▶ **Goal of the exercise**: Omit the pictures and return every entry exactly as written.

▶ **Dataset records**:
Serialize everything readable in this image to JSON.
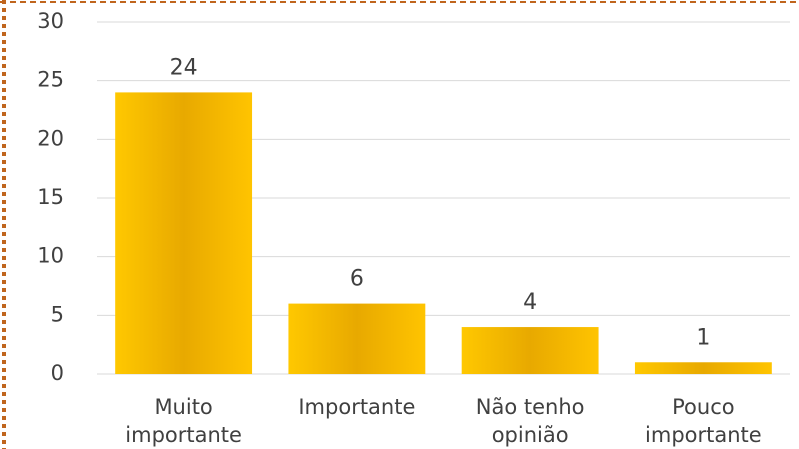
{
  "chart_data": {
    "type": "bar",
    "categories": [
      "Muito\nimportante",
      "Importante",
      "Não tenho\nopinião",
      "Pouco\nimportante"
    ],
    "values": [
      24,
      6,
      4,
      1
    ],
    "color": "#f5b800",
    "ylim": [
      0,
      30
    ],
    "yticks": [
      0,
      5,
      10,
      15,
      20,
      25,
      30
    ],
    "grid": true
  }
}
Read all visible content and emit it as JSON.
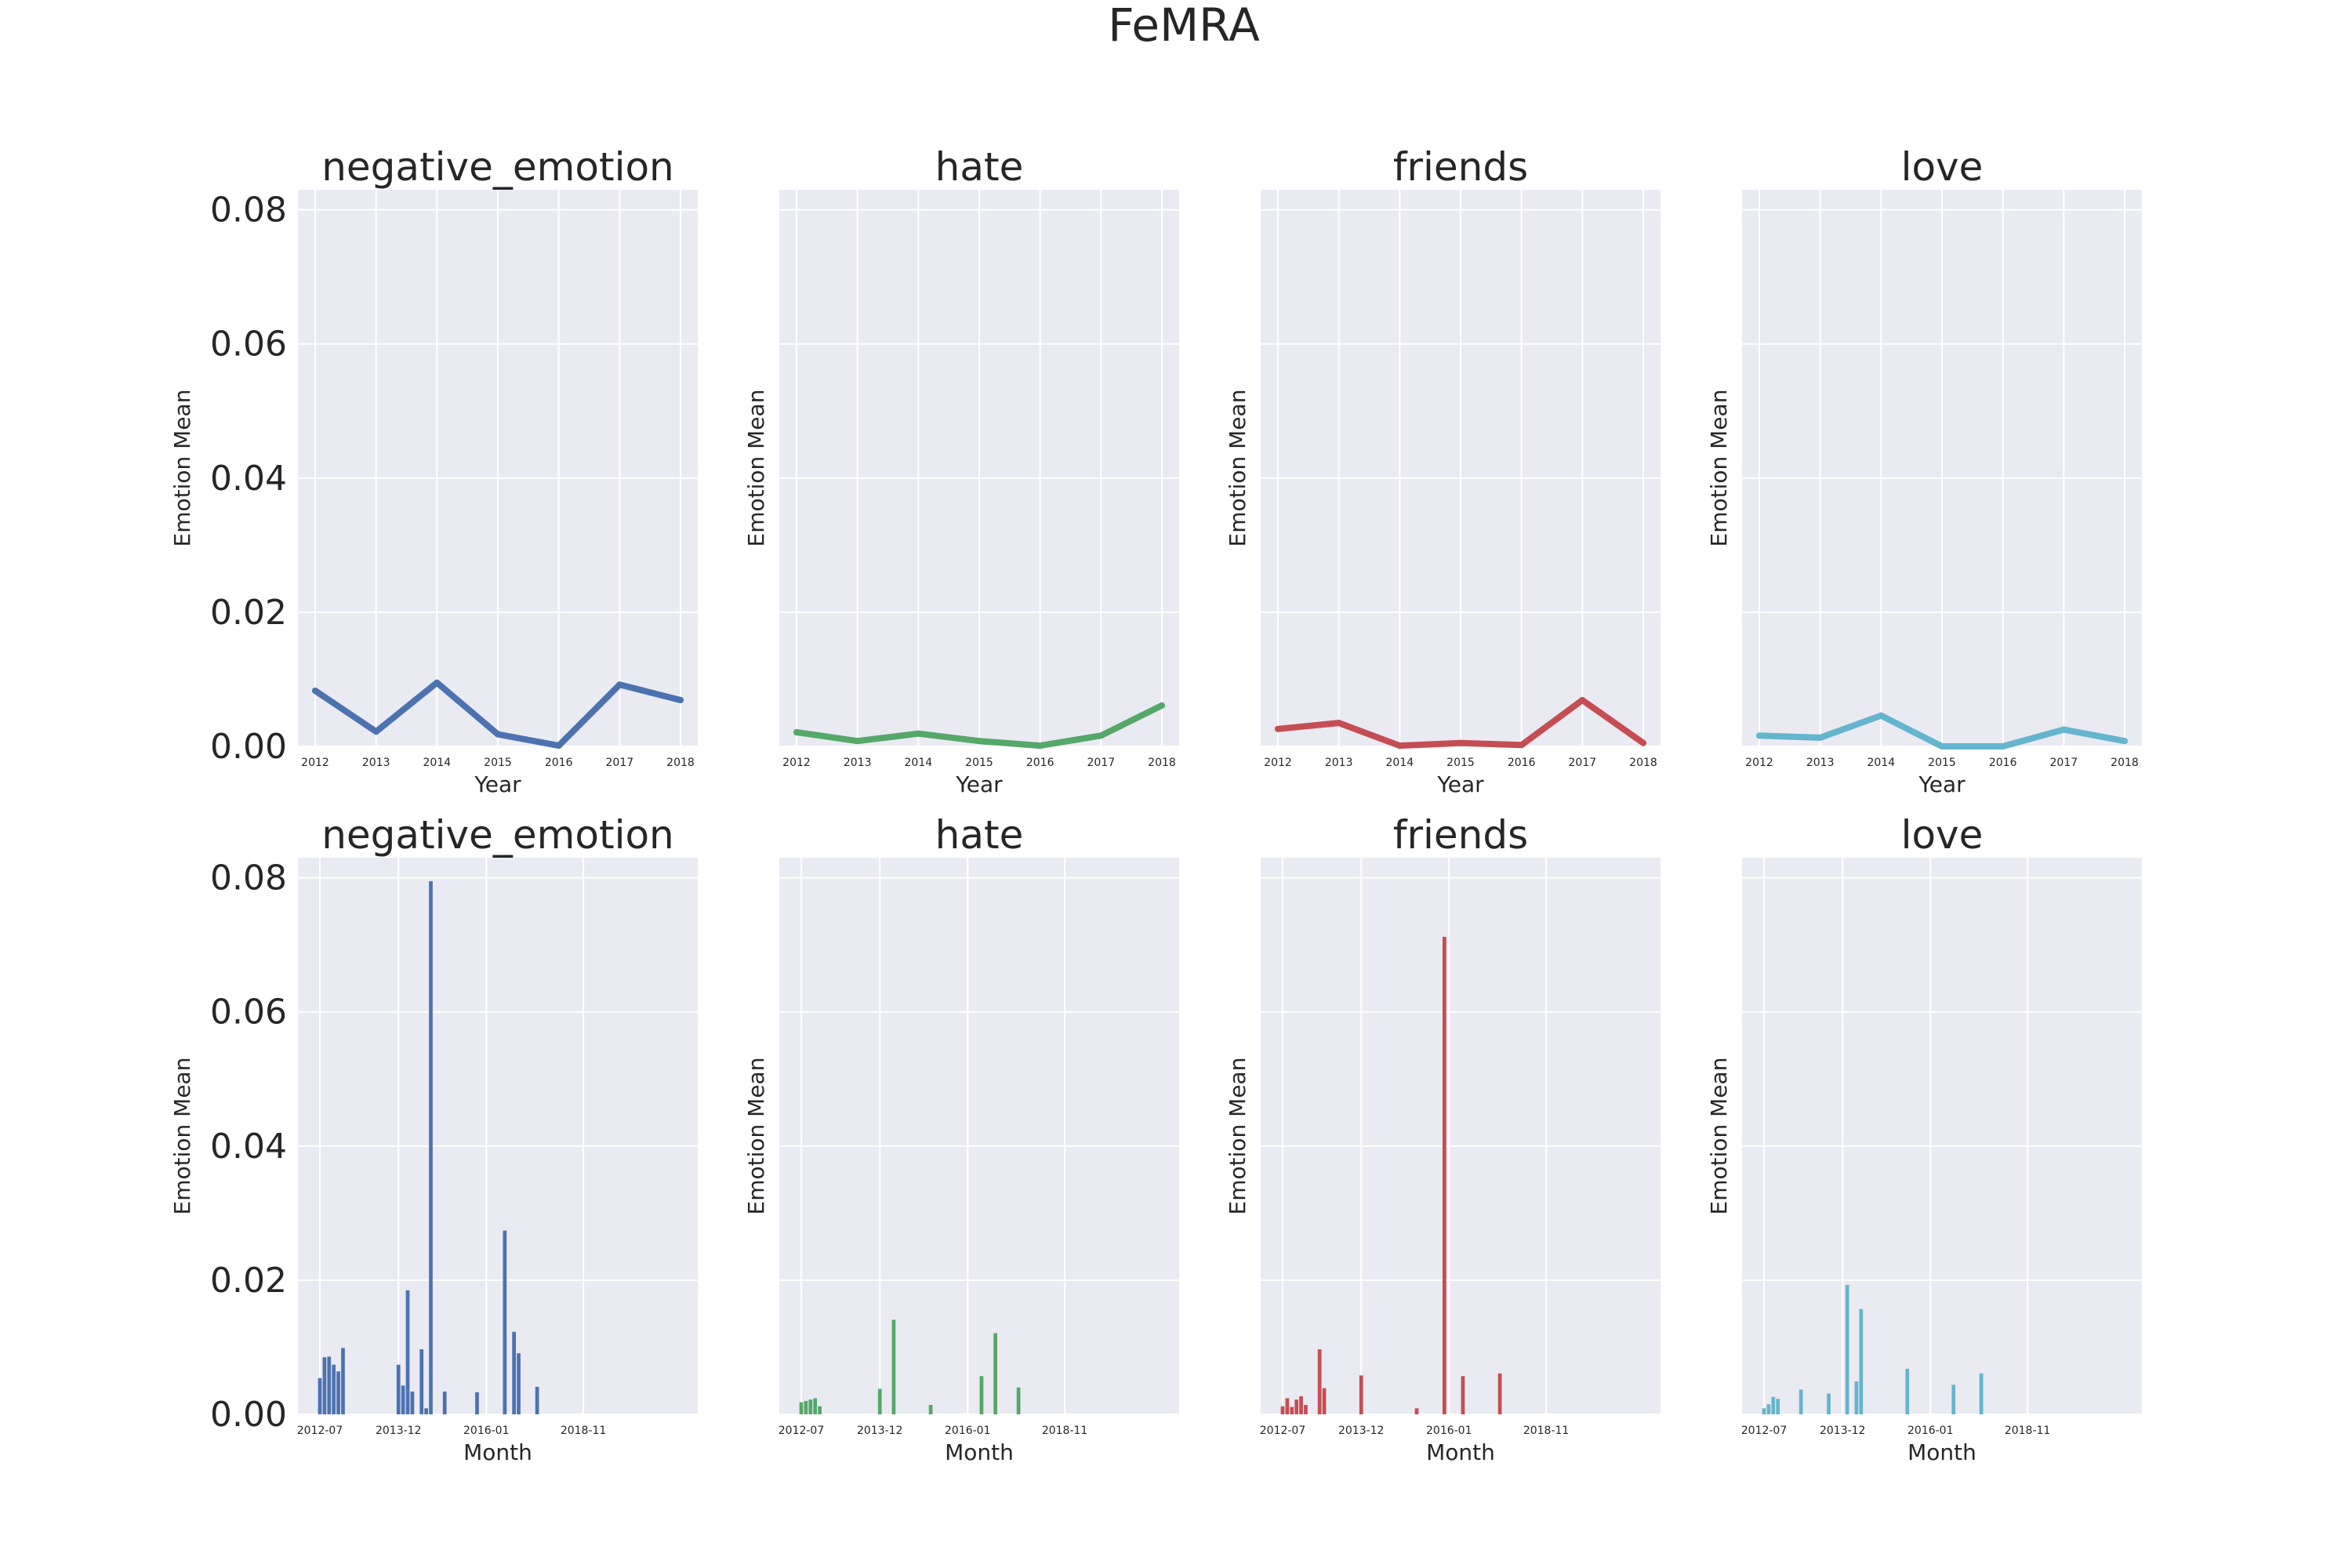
{
  "figure": {
    "title": "FeMRA"
  },
  "colors": {
    "negative_emotion": "#4c72b0",
    "hate": "#55a868",
    "friends": "#c44e52",
    "love": "#64b5cd",
    "panel_background": "#eaeaf2",
    "grid": "#ffffff",
    "text": "#262626"
  },
  "chart_data": [
    {
      "type": "line",
      "title": "negative_emotion",
      "series_key": "negative_emotion",
      "xlabel": "Year",
      "ylabel": "Emotion Mean",
      "ylim": [
        0,
        0.083
      ],
      "yticks": [
        "0.00",
        "0.02",
        "0.04",
        "0.06",
        "0.08"
      ],
      "show_ytick_labels": true,
      "grid": true,
      "x": [
        "2012",
        "2013",
        "2014",
        "2015",
        "2016",
        "2017",
        "2018"
      ],
      "values": [
        0.0083,
        0.0022,
        0.0095,
        0.0018,
        0.0001,
        0.0092,
        0.0069
      ]
    },
    {
      "type": "line",
      "title": "hate",
      "series_key": "hate",
      "xlabel": "Year",
      "ylabel": "Emotion Mean",
      "ylim": [
        0,
        0.083
      ],
      "yticks": [
        "0.00",
        "0.02",
        "0.04",
        "0.06",
        "0.08"
      ],
      "show_ytick_labels": false,
      "grid": true,
      "x": [
        "2012",
        "2013",
        "2014",
        "2015",
        "2016",
        "2017",
        "2018"
      ],
      "values": [
        0.0021,
        0.0008,
        0.0019,
        0.0008,
        0.0001,
        0.0016,
        0.0061
      ]
    },
    {
      "type": "line",
      "title": "friends",
      "series_key": "friends",
      "xlabel": "Year",
      "ylabel": "Emotion Mean",
      "ylim": [
        0,
        0.083
      ],
      "yticks": [
        "0.00",
        "0.02",
        "0.04",
        "0.06",
        "0.08"
      ],
      "show_ytick_labels": false,
      "grid": true,
      "x": [
        "2012",
        "2013",
        "2014",
        "2015",
        "2016",
        "2017",
        "2018"
      ],
      "values": [
        0.0026,
        0.0035,
        0.0001,
        0.0005,
        0.0002,
        0.0069,
        0.0005
      ]
    },
    {
      "type": "line",
      "title": "love",
      "series_key": "love",
      "xlabel": "Year",
      "ylabel": "Emotion Mean",
      "ylim": [
        0,
        0.083
      ],
      "yticks": [
        "0.00",
        "0.02",
        "0.04",
        "0.06",
        "0.08"
      ],
      "show_ytick_labels": false,
      "grid": true,
      "x": [
        "2012",
        "2013",
        "2014",
        "2015",
        "2016",
        "2017",
        "2018"
      ],
      "values": [
        0.0016,
        0.0013,
        0.0046,
        0.0,
        0.0,
        0.0025,
        0.0008
      ]
    },
    {
      "type": "bar",
      "title": "negative_emotion",
      "series_key": "negative_emotion",
      "xlabel": "Month",
      "ylabel": "Emotion Mean",
      "ylim": [
        0,
        0.083
      ],
      "yticks": [
        "0.00",
        "0.02",
        "0.04",
        "0.06",
        "0.08"
      ],
      "show_ytick_labels": true,
      "grid": true,
      "x_range": [
        0,
        77
      ],
      "x_tick_positions": [
        0,
        17,
        36,
        57
      ],
      "x_tick_labels": [
        "2012-07",
        "2013-12",
        "2016-01",
        "2018-11"
      ],
      "points": [
        [
          0,
          0.0054
        ],
        [
          1,
          0.0085
        ],
        [
          2,
          0.0086
        ],
        [
          3,
          0.0074
        ],
        [
          4,
          0.0064
        ],
        [
          5,
          0.0099
        ],
        [
          17,
          0.0074
        ],
        [
          18,
          0.0043
        ],
        [
          19,
          0.0185
        ],
        [
          20,
          0.0034
        ],
        [
          22,
          0.0097
        ],
        [
          23,
          0.0009
        ],
        [
          24,
          0.0795
        ],
        [
          27,
          0.0034
        ],
        [
          34,
          0.0033
        ],
        [
          40,
          0.0274
        ],
        [
          42,
          0.0123
        ],
        [
          43,
          0.0091
        ],
        [
          47,
          0.0041
        ]
      ]
    },
    {
      "type": "bar",
      "title": "hate",
      "series_key": "hate",
      "xlabel": "Month",
      "ylabel": "Emotion Mean",
      "ylim": [
        0,
        0.083
      ],
      "yticks": [
        "0.00",
        "0.02",
        "0.04",
        "0.06",
        "0.08"
      ],
      "show_ytick_labels": false,
      "grid": true,
      "x_range": [
        0,
        77
      ],
      "x_tick_positions": [
        0,
        17,
        36,
        57
      ],
      "x_tick_labels": [
        "2012-07",
        "2013-12",
        "2016-01",
        "2018-11"
      ],
      "points": [
        [
          0,
          0.0018
        ],
        [
          1,
          0.002
        ],
        [
          2,
          0.0022
        ],
        [
          3,
          0.0024
        ],
        [
          4,
          0.0012
        ],
        [
          17,
          0.0038
        ],
        [
          20,
          0.0141
        ],
        [
          28,
          0.0014
        ],
        [
          39,
          0.0057
        ],
        [
          42,
          0.0121
        ],
        [
          47,
          0.004
        ]
      ]
    },
    {
      "type": "bar",
      "title": "friends",
      "series_key": "friends",
      "xlabel": "Month",
      "ylabel": "Emotion Mean",
      "ylim": [
        0,
        0.083
      ],
      "yticks": [
        "0.00",
        "0.02",
        "0.04",
        "0.06",
        "0.08"
      ],
      "show_ytick_labels": false,
      "grid": true,
      "x_range": [
        0,
        77
      ],
      "x_tick_positions": [
        0,
        17,
        36,
        57
      ],
      "x_tick_labels": [
        "2012-07",
        "2013-12",
        "2016-01",
        "2018-11"
      ],
      "points": [
        [
          0,
          0.0012
        ],
        [
          1,
          0.0024
        ],
        [
          2,
          0.0011
        ],
        [
          3,
          0.0022
        ],
        [
          4,
          0.0027
        ],
        [
          5,
          0.0014
        ],
        [
          8,
          0.0097
        ],
        [
          9,
          0.0039
        ],
        [
          17,
          0.0058
        ],
        [
          29,
          0.0009
        ],
        [
          35,
          0.0712
        ],
        [
          39,
          0.0057
        ],
        [
          47,
          0.0061
        ]
      ]
    },
    {
      "type": "bar",
      "title": "love",
      "series_key": "love",
      "xlabel": "Month",
      "ylabel": "Emotion Mean",
      "ylim": [
        0,
        0.083
      ],
      "yticks": [
        "0.00",
        "0.02",
        "0.04",
        "0.06",
        "0.08"
      ],
      "show_ytick_labels": false,
      "grid": true,
      "x_range": [
        0,
        77
      ],
      "x_tick_positions": [
        0,
        17,
        36,
        57
      ],
      "x_tick_labels": [
        "2012-07",
        "2013-12",
        "2016-01",
        "2018-11"
      ],
      "points": [
        [
          0,
          0.0009
        ],
        [
          1,
          0.0015
        ],
        [
          2,
          0.0026
        ],
        [
          3,
          0.0023
        ],
        [
          8,
          0.0037
        ],
        [
          14,
          0.0031
        ],
        [
          18,
          0.0193
        ],
        [
          20,
          0.0049
        ],
        [
          21,
          0.0157
        ],
        [
          31,
          0.0068
        ],
        [
          41,
          0.0044
        ],
        [
          47,
          0.0061
        ]
      ]
    }
  ]
}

▶ **Complete response**:
Serialize everything readable in this image to JSON.
{
  "chart_data": {
    "type": "bar",
    "categories": [
      "Muito\nimportante",
      "Importante",
      "Não tenho\nopinião",
      "Pouco\nimportante"
    ],
    "values": [
      24,
      6,
      4,
      1
    ],
    "color": "#f5b800",
    "ylim": [
      0,
      30
    ],
    "yticks": [
      0,
      5,
      10,
      15,
      20,
      25,
      30
    ],
    "grid": true
  }
}
Read all visible content and emit it as JSON.
{
  "figure": {
    "title": "FeMRA"
  },
  "colors": {
    "negative_emotion": "#4c72b0",
    "hate": "#55a868",
    "friends": "#c44e52",
    "love": "#64b5cd",
    "panel_background": "#eaeaf2",
    "grid": "#ffffff",
    "text": "#262626"
  },
  "chart_data": [
    {
      "type": "line",
      "title": "negative_emotion",
      "series_key": "negative_emotion",
      "xlabel": "Year",
      "ylabel": "Emotion Mean",
      "ylim": [
        0,
        0.083
      ],
      "yticks": [
        "0.00",
        "0.02",
        "0.04",
        "0.06",
        "0.08"
      ],
      "show_ytick_labels": true,
      "grid": true,
      "x": [
        "2012",
        "2013",
        "2014",
        "2015",
        "2016",
        "2017",
        "2018"
      ],
      "values": [
        0.0083,
        0.0022,
        0.0095,
        0.0018,
        0.0001,
        0.0092,
        0.0069
      ]
    },
    {
      "type": "line",
      "title": "hate",
      "series_key": "hate",
      "xlabel": "Year",
      "ylabel": "Emotion Mean",
      "ylim": [
        0,
        0.083
      ],
      "yticks": [
        "0.00",
        "0.02",
        "0.04",
        "0.06",
        "0.08"
      ],
      "show_ytick_labels": false,
      "grid": true,
      "x": [
        "2012",
        "2013",
        "2014",
        "2015",
        "2016",
        "2017",
        "2018"
      ],
      "values": [
        0.0021,
        0.0008,
        0.0019,
        0.0008,
        0.0001,
        0.0016,
        0.0061
      ]
    },
    {
      "type": "line",
      "title": "friends",
      "series_key": "friends",
      "xlabel": "Year",
      "ylabel": "Emotion Mean",
      "ylim": [
        0,
        0.083
      ],
      "yticks": [
        "0.00",
        "0.02",
        "0.04",
        "0.06",
        "0.08"
      ],
      "show_ytick_labels": false,
      "grid": true,
      "x": [
        "2012",
        "2013",
        "2014",
        "2015",
        "2016",
        "2017",
        "2018"
      ],
      "values": [
        0.0026,
        0.0035,
        0.0001,
        0.0005,
        0.0002,
        0.0069,
        0.0005
      ]
    },
    {
      "type": "line",
      "title": "love",
      "series_key": "love",
      "xlabel": "Year",
      "ylabel": "Emotion Mean",
      "ylim": [
        0,
        0.083
      ],
      "yticks": [
        "0.00",
        "0.02",
        "0.04",
        "0.06",
        "0.08"
      ],
      "show_ytick_labels": false,
      "grid": true,
      "x": [
        "2012",
        "2013",
        "2014",
        "2015",
        "2016",
        "2017",
        "2018"
      ],
      "values": [
        0.0016,
        0.0013,
        0.0046,
        0.0,
        0.0,
        0.0025,
        0.0008
      ]
    },
    {
      "type": "bar",
      "title": "negative_emotion",
      "series_key": "negative_emotion",
      "xlabel": "Month",
      "ylabel": "Emotion Mean",
      "ylim": [
        0,
        0.083
      ],
      "yticks": [
        "0.00",
        "0.02",
        "0.04",
        "0.06",
        "0.08"
      ],
      "show_ytick_labels": true,
      "grid": true,
      "x_range": [
        0,
        77
      ],
      "x_tick_positions": [
        0,
        17,
        36,
        57
      ],
      "x_tick_labels": [
        "2012-07",
        "2013-12",
        "2016-01",
        "2018-11"
      ],
      "points": [
        [
          0,
          0.0054
        ],
        [
          1,
          0.0085
        ],
        [
          2,
          0.0086
        ],
        [
          3,
          0.0074
        ],
        [
          4,
          0.0064
        ],
        [
          5,
          0.0099
        ],
        [
          17,
          0.0074
        ],
        [
          18,
          0.0043
        ],
        [
          19,
          0.0185
        ],
        [
          20,
          0.0034
        ],
        [
          22,
          0.0097
        ],
        [
          23,
          0.0009
        ],
        [
          24,
          0.0795
        ],
        [
          27,
          0.0034
        ],
        [
          34,
          0.0033
        ],
        [
          40,
          0.0274
        ],
        [
          42,
          0.0123
        ],
        [
          43,
          0.0091
        ],
        [
          47,
          0.0041
        ]
      ]
    },
    {
      "type": "bar",
      "title": "hate",
      "series_key": "hate",
      "xlabel": "Month",
      "ylabel": "Emotion Mean",
      "ylim": [
        0,
        0.083
      ],
      "yticks": [
        "0.00",
        "0.02",
        "0.04",
        "0.06",
        "0.08"
      ],
      "show_ytick_labels": false,
      "grid": true,
      "x_range": [
        0,
        77
      ],
      "x_tick_positions": [
        0,
        17,
        36,
        57
      ],
      "x_tick_labels": [
        "2012-07",
        "2013-12",
        "2016-01",
        "2018-11"
      ],
      "points": [
        [
          0,
          0.0018
        ],
        [
          1,
          0.002
        ],
        [
          2,
          0.0022
        ],
        [
          3,
          0.0024
        ],
        [
          4,
          0.0012
        ],
        [
          17,
          0.0038
        ],
        [
          20,
          0.0141
        ],
        [
          28,
          0.0014
        ],
        [
          39,
          0.0057
        ],
        [
          42,
          0.0121
        ],
        [
          47,
          0.004
        ]
      ]
    },
    {
      "type": "bar",
      "title": "friends",
      "series_key": "friends",
      "xlabel": "Month",
      "ylabel": "Emotion Mean",
      "ylim": [
        0,
        0.083
      ],
      "yticks": [
        "0.00",
        "0.02",
        "0.04",
        "0.06",
        "0.08"
      ],
      "show_ytick_labels": false,
      "grid": true,
      "x_range": [
        0,
        77
      ],
      "x_tick_positions": [
        0,
        17,
        36,
        57
      ],
      "x_tick_labels": [
        "2012-07",
        "2013-12",
        "2016-01",
        "2018-11"
      ],
      "points": [
        [
          0,
          0.0012
        ],
        [
          1,
          0.0024
        ],
        [
          2,
          0.0011
        ],
        [
          3,
          0.0022
        ],
        [
          4,
          0.0027
        ],
        [
          5,
          0.0014
        ],
        [
          8,
          0.0097
        ],
        [
          9,
          0.0039
        ],
        [
          17,
          0.0058
        ],
        [
          29,
          0.0009
        ],
        [
          35,
          0.0712
        ],
        [
          39,
          0.0057
        ],
        [
          47,
          0.0061
        ]
      ]
    },
    {
      "type": "bar",
      "title": "love",
      "series_key": "love",
      "xlabel": "Month",
      "ylabel": "Emotion Mean",
      "ylim": [
        0,
        0.083
      ],
      "yticks": [
        "0.00",
        "0.02",
        "0.04",
        "0.06",
        "0.08"
      ],
      "show_ytick_labels": false,
      "grid": true,
      "x_range": [
        0,
        77
      ],
      "x_tick_positions": [
        0,
        17,
        36,
        57
      ],
      "x_tick_labels": [
        "2012-07",
        "2013-12",
        "2016-01",
        "2018-11"
      ],
      "points": [
        [
          0,
          0.0009
        ],
        [
          1,
          0.0015
        ],
        [
          2,
          0.0026
        ],
        [
          3,
          0.0023
        ],
        [
          8,
          0.0037
        ],
        [
          14,
          0.0031
        ],
        [
          18,
          0.0193
        ],
        [
          20,
          0.0049
        ],
        [
          21,
          0.0157
        ],
        [
          31,
          0.0068
        ],
        [
          41,
          0.0044
        ],
        [
          47,
          0.0061
        ]
      ]
    }
  ]
}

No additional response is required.